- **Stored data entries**
[Begin]

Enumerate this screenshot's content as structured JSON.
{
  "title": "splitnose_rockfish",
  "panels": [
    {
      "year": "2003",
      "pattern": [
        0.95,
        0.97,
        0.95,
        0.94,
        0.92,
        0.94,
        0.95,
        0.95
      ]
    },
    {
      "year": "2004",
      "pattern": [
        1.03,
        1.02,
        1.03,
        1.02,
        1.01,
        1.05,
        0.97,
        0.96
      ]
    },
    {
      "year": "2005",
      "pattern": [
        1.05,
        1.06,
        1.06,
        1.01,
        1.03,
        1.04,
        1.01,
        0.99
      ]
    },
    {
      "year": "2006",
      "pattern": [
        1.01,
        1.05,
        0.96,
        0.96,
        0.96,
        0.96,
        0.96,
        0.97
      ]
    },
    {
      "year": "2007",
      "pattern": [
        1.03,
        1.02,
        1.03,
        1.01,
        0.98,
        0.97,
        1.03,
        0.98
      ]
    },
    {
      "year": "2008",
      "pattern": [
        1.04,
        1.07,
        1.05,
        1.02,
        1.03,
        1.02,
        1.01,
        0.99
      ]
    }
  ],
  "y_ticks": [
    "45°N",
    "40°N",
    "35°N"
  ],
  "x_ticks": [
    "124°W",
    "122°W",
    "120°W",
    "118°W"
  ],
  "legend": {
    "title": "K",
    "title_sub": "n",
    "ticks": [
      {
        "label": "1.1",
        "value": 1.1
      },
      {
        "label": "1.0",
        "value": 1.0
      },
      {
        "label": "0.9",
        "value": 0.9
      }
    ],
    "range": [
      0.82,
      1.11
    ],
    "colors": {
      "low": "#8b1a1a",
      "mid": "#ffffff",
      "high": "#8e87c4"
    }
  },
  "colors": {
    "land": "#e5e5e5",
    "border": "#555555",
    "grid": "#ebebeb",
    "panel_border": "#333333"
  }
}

[End]

- **PROBLEM REQUIREMENTS**
From the data above, pick out each line containing "year" and copy it.

- **RESPONSE**
      "year": "2003",
      "year": "2004",
      "year": "2005",
      "year": "2006",
      "year": "2007",
      "year": "2008",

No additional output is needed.